## DATASET
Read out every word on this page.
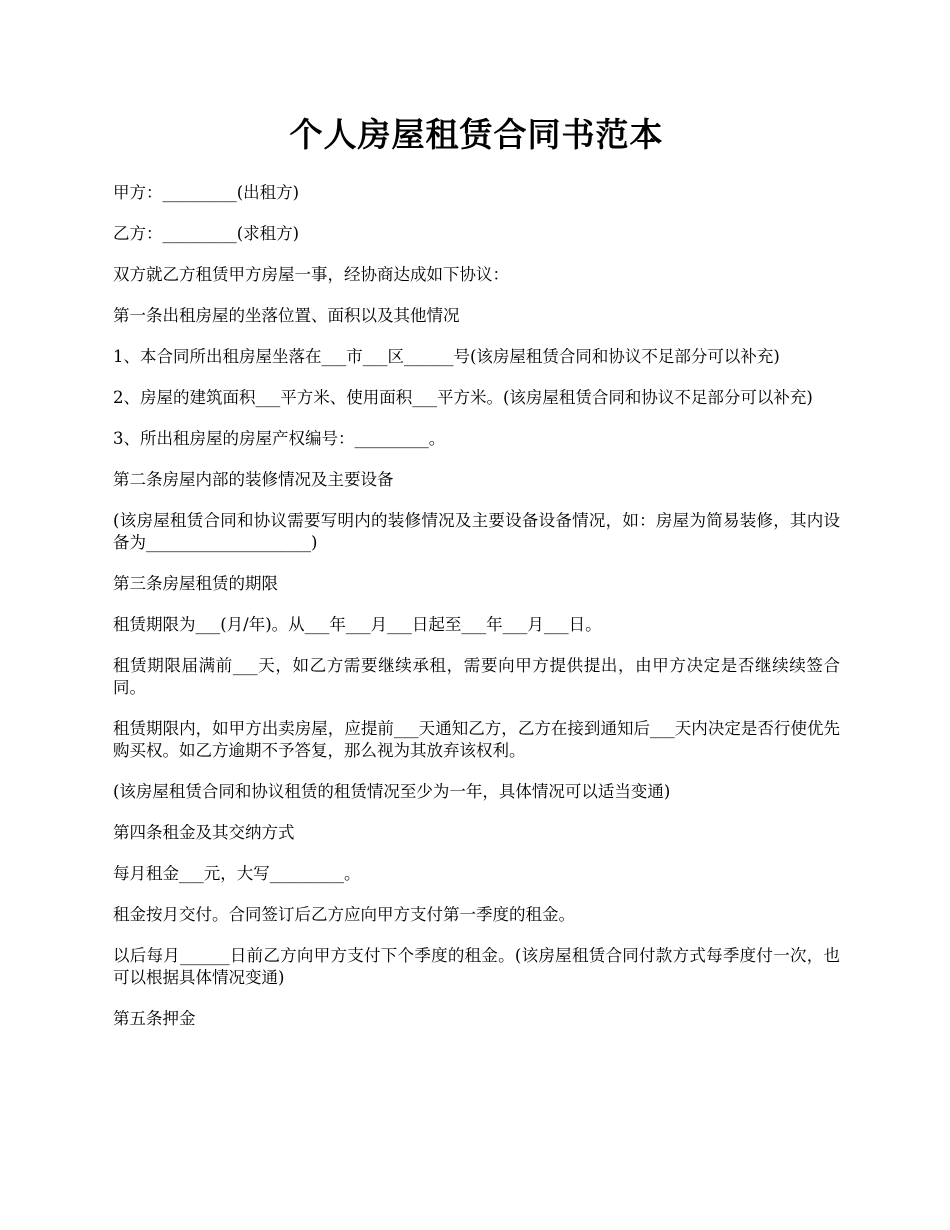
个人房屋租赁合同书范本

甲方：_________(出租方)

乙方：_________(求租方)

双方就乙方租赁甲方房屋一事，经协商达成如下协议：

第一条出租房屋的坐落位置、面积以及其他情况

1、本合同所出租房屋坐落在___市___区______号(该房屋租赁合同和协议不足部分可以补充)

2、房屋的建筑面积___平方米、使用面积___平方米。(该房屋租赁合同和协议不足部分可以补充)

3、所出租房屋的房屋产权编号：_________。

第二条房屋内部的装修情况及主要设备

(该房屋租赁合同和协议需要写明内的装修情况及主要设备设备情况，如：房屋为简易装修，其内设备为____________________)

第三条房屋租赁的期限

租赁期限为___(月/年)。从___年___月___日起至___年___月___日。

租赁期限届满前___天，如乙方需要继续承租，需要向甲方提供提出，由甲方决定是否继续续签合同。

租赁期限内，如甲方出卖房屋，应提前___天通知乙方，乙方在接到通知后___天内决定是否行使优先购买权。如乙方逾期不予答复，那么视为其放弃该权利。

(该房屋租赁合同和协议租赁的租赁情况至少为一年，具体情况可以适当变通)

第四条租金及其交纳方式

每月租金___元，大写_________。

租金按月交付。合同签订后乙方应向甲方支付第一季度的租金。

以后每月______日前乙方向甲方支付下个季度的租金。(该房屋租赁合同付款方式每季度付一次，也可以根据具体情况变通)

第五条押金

==

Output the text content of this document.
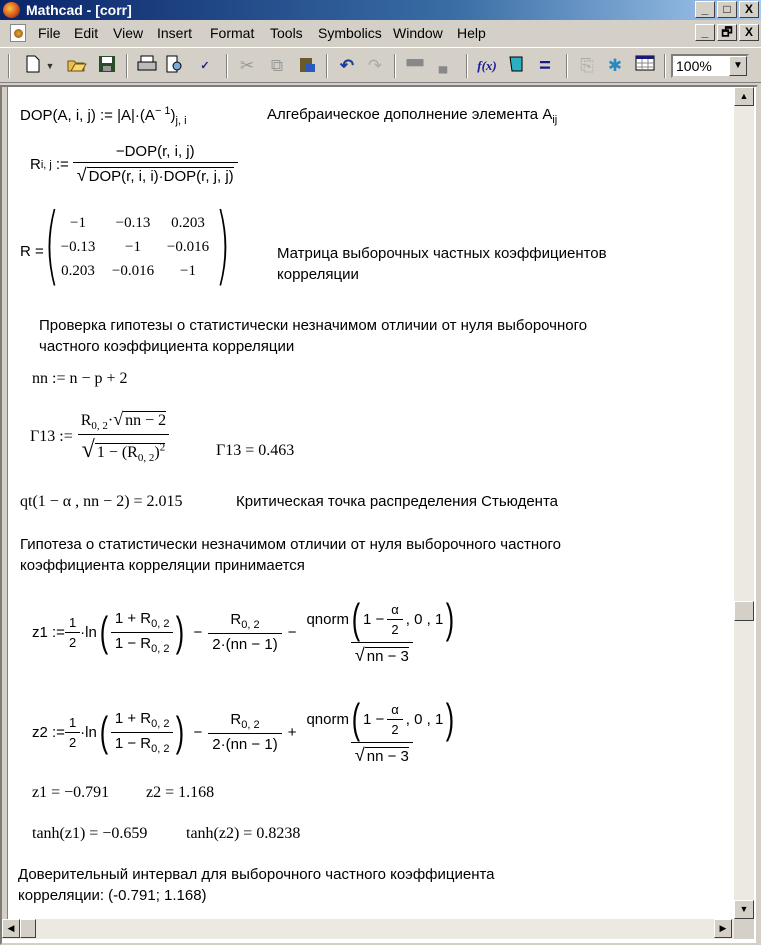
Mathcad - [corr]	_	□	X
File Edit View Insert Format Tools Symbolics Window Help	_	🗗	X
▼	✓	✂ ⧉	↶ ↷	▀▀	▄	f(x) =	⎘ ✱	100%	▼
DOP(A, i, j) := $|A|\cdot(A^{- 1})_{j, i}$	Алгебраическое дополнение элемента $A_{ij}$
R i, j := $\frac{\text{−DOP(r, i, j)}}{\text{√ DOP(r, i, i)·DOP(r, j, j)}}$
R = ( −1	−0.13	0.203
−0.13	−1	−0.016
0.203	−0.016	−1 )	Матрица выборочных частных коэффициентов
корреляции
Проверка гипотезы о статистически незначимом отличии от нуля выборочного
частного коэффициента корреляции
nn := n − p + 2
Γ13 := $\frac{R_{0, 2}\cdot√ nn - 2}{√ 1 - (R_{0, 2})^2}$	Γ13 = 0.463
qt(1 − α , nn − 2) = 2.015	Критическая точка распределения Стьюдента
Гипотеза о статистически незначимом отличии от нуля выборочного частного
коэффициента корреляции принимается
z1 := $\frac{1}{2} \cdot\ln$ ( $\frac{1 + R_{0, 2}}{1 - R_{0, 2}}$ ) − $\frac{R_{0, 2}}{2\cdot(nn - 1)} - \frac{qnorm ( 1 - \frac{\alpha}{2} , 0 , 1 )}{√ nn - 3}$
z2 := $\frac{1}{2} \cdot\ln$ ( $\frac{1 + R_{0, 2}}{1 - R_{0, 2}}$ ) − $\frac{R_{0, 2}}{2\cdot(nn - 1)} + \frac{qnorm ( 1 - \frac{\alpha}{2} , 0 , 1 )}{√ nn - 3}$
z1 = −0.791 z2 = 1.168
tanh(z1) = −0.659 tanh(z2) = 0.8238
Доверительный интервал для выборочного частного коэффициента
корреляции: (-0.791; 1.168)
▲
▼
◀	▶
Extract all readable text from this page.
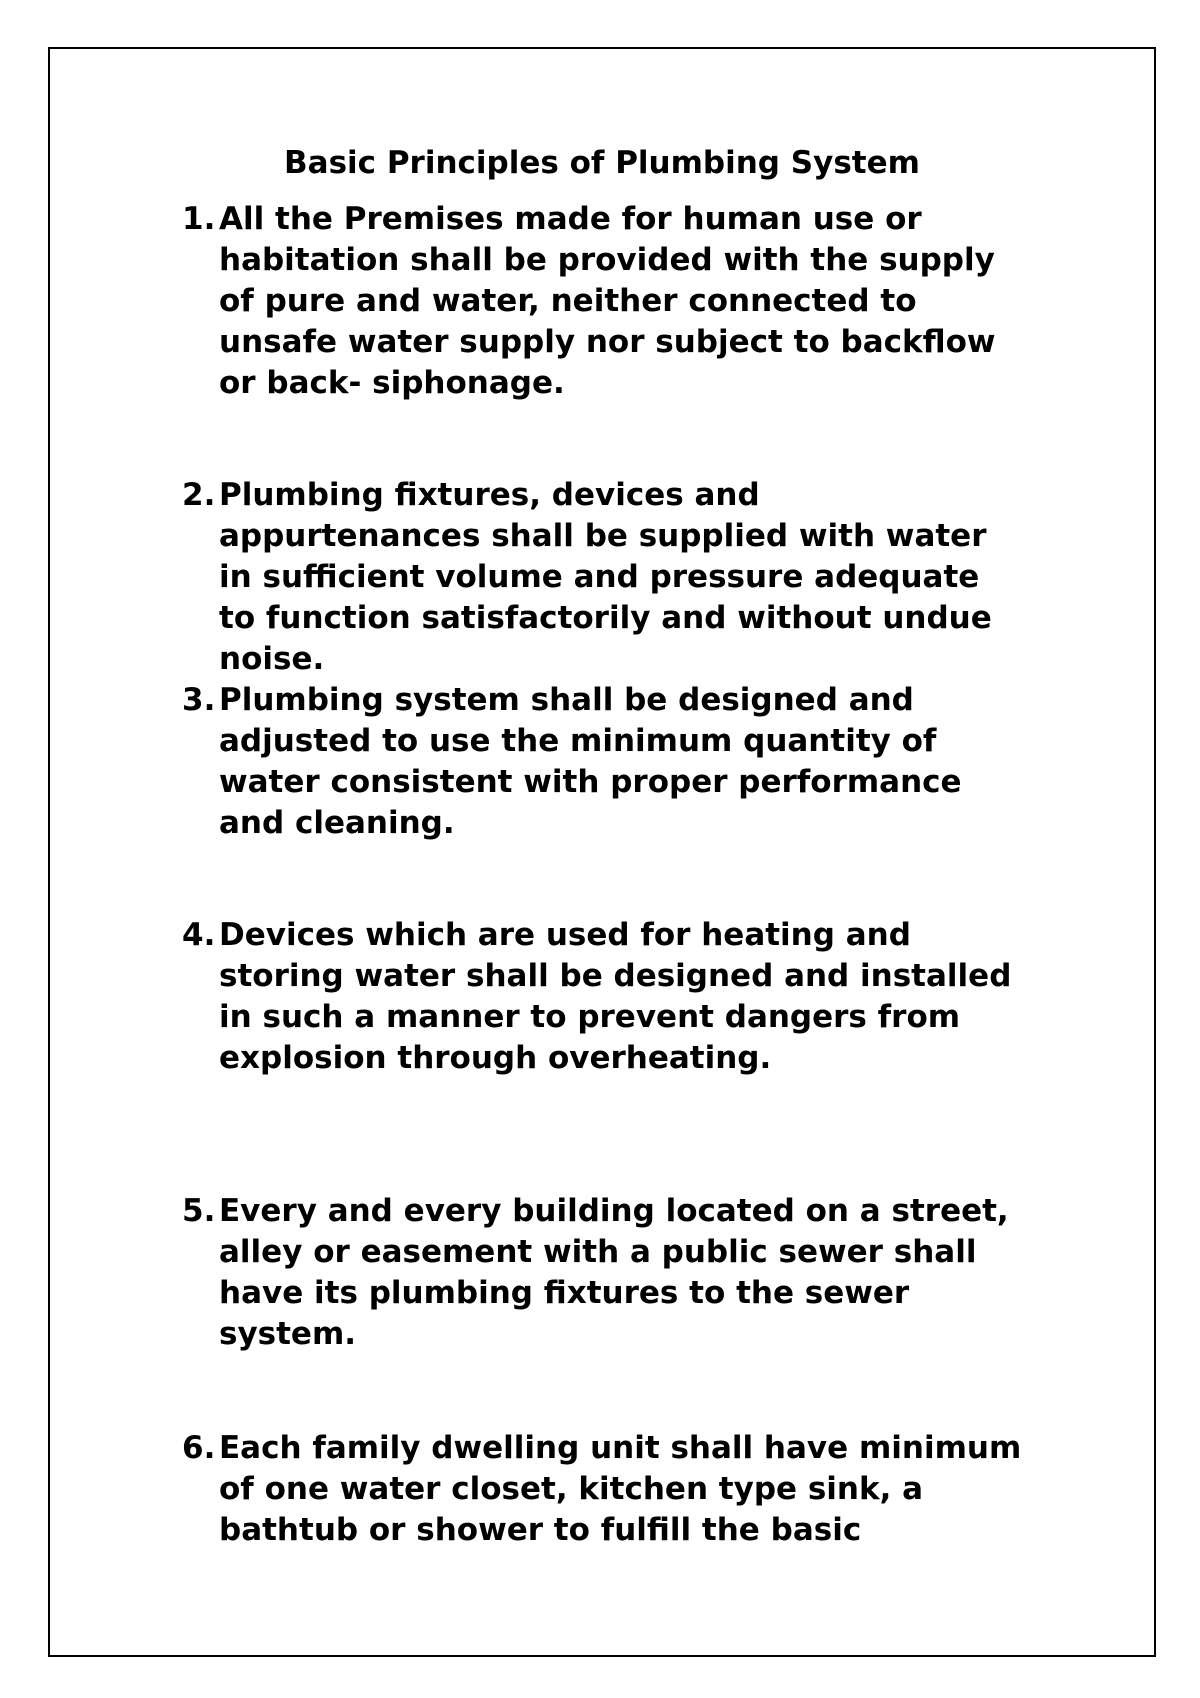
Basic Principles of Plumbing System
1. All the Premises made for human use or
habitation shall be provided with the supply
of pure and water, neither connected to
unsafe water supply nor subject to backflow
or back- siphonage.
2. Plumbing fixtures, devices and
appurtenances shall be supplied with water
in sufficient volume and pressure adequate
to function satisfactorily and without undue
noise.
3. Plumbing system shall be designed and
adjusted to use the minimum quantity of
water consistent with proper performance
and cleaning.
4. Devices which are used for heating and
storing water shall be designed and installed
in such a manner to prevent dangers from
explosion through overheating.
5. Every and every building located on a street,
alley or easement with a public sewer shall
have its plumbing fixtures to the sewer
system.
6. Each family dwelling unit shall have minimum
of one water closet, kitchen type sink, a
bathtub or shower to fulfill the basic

* * *

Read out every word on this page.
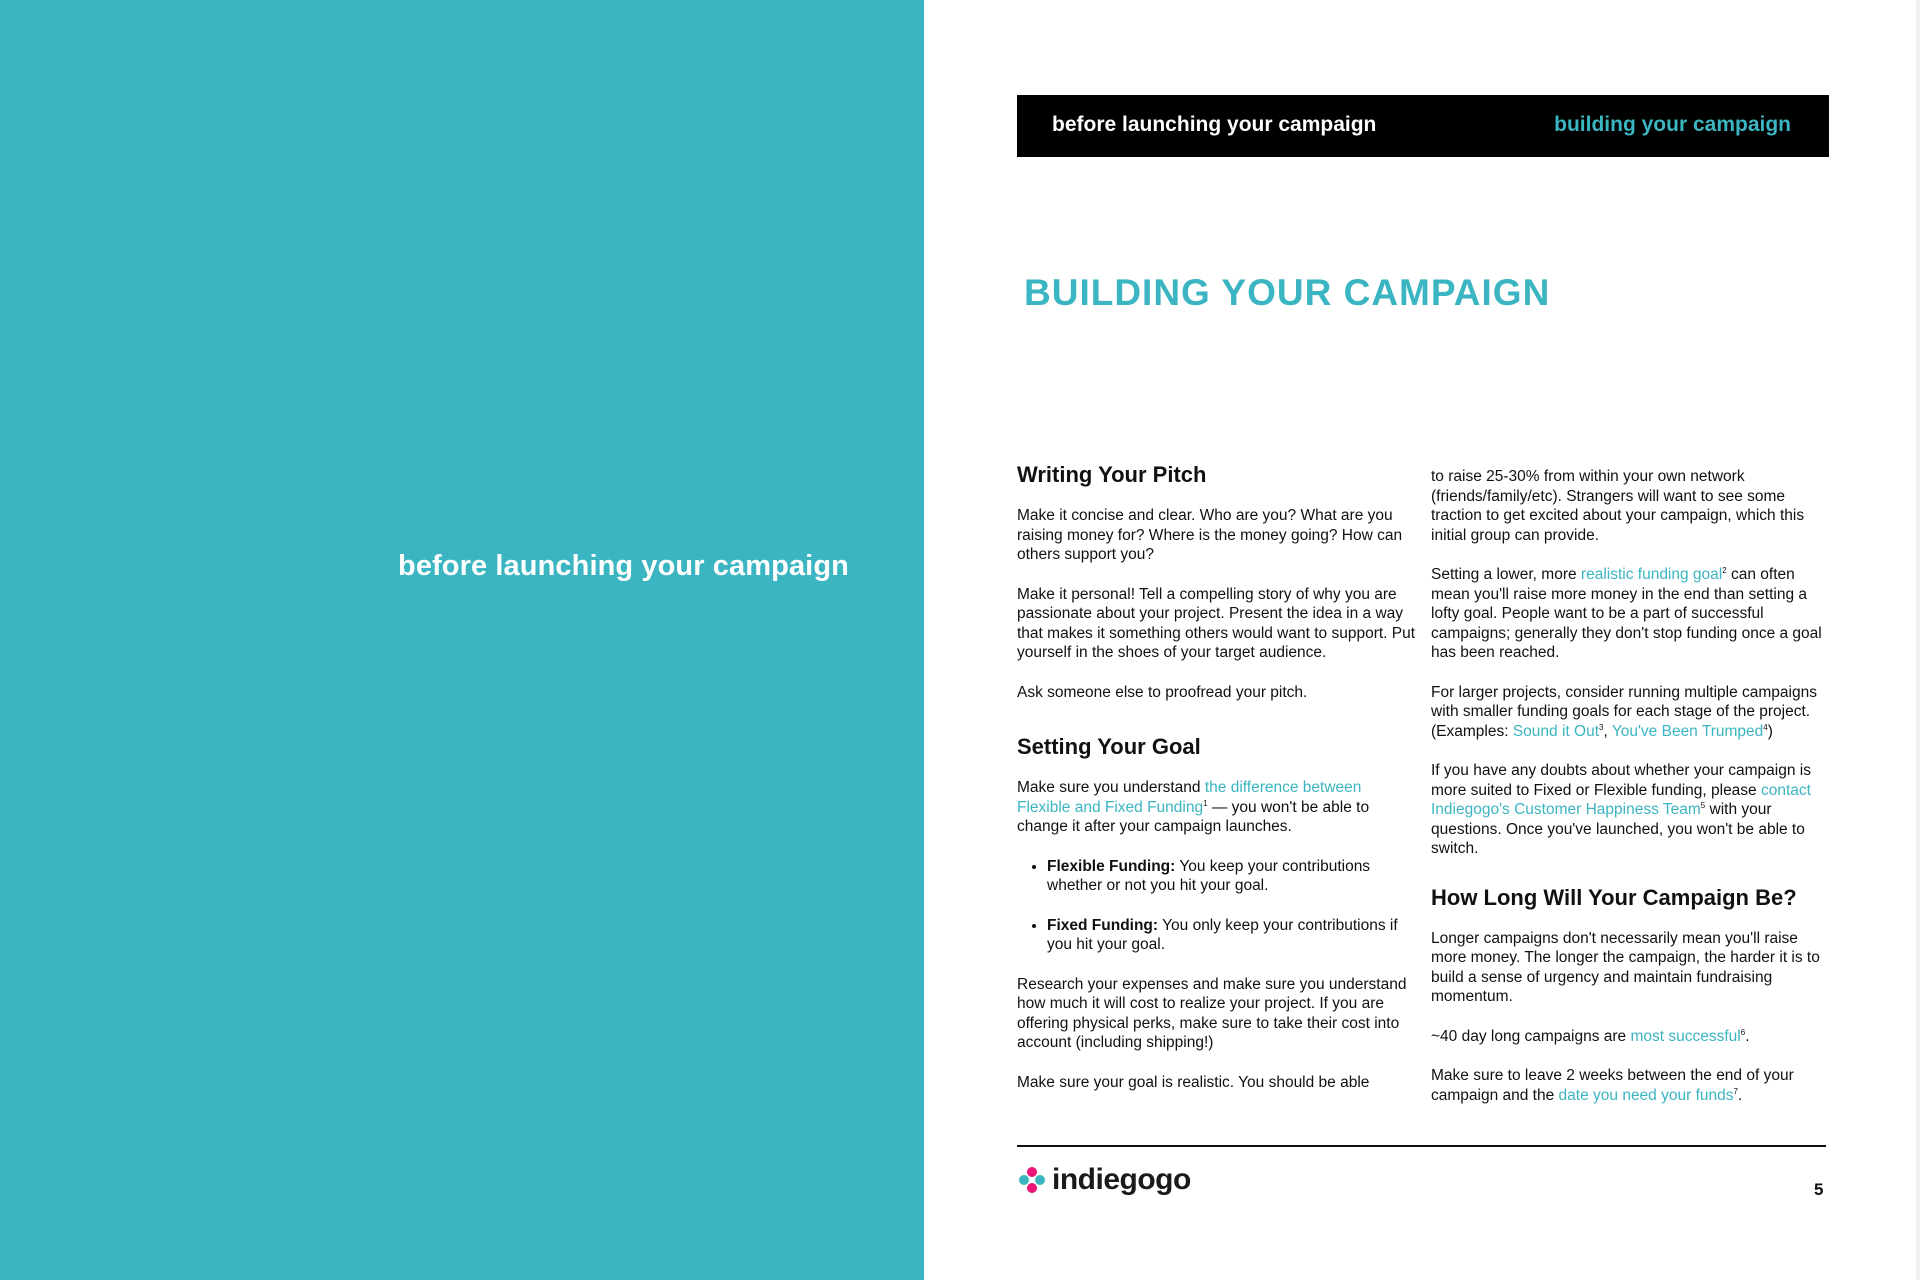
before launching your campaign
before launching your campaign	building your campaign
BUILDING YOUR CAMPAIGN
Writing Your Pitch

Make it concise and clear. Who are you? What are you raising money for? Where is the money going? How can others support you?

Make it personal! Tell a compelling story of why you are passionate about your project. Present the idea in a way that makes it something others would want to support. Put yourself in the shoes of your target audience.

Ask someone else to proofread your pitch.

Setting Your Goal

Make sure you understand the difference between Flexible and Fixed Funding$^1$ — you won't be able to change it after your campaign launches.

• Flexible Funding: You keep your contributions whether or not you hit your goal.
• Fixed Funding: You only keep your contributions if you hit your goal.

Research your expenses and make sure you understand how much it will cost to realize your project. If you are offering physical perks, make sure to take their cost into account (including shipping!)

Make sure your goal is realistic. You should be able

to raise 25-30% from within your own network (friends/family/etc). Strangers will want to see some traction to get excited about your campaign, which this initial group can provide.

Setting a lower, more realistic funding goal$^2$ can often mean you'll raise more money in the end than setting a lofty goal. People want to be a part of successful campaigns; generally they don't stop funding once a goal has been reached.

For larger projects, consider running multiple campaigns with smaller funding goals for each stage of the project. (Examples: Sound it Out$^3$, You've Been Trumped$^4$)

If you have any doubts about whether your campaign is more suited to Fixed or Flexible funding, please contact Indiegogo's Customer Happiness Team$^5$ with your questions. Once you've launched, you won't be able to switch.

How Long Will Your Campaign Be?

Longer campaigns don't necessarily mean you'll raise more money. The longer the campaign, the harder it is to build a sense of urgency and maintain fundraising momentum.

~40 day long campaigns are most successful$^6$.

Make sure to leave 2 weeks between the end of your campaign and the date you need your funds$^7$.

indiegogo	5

## TASK GOAL
In the material above, find each line that contains the word "shall", and select it.

## WRITTEN ANSWER
habitation shall be provided with the supply
appurtenances shall be supplied with water
3. Plumbing system shall be designed and
storing water shall be designed and installed
alley or easement with a public sewer shall
6. Each family dwelling unit shall have minimum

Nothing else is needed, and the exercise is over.